**INPUT ROWS:**
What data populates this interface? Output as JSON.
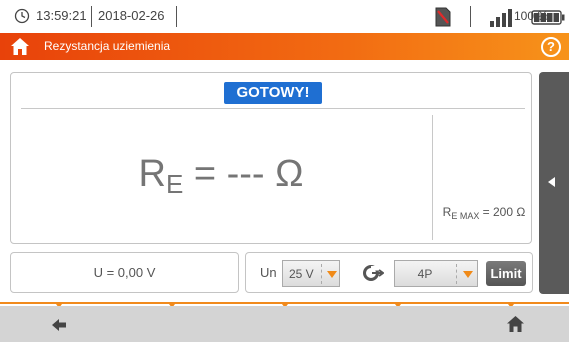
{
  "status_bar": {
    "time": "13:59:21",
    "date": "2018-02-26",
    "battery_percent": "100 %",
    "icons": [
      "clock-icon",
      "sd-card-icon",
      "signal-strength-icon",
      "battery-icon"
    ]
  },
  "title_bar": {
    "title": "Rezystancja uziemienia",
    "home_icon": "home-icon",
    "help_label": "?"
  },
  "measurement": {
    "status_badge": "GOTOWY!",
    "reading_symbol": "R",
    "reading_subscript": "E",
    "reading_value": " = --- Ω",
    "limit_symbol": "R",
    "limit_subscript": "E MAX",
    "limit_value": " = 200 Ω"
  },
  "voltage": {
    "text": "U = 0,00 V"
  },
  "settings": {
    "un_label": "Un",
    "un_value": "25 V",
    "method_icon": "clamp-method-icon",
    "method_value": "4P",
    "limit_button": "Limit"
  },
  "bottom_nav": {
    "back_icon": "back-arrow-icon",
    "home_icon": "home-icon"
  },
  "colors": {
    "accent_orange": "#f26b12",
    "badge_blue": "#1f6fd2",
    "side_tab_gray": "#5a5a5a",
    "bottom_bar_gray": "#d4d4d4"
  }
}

**JOB:** Tally up how many lines in the preceding listing contain the word "home". Give nothing but the number.

**WRITTEN SOLUTION:** 2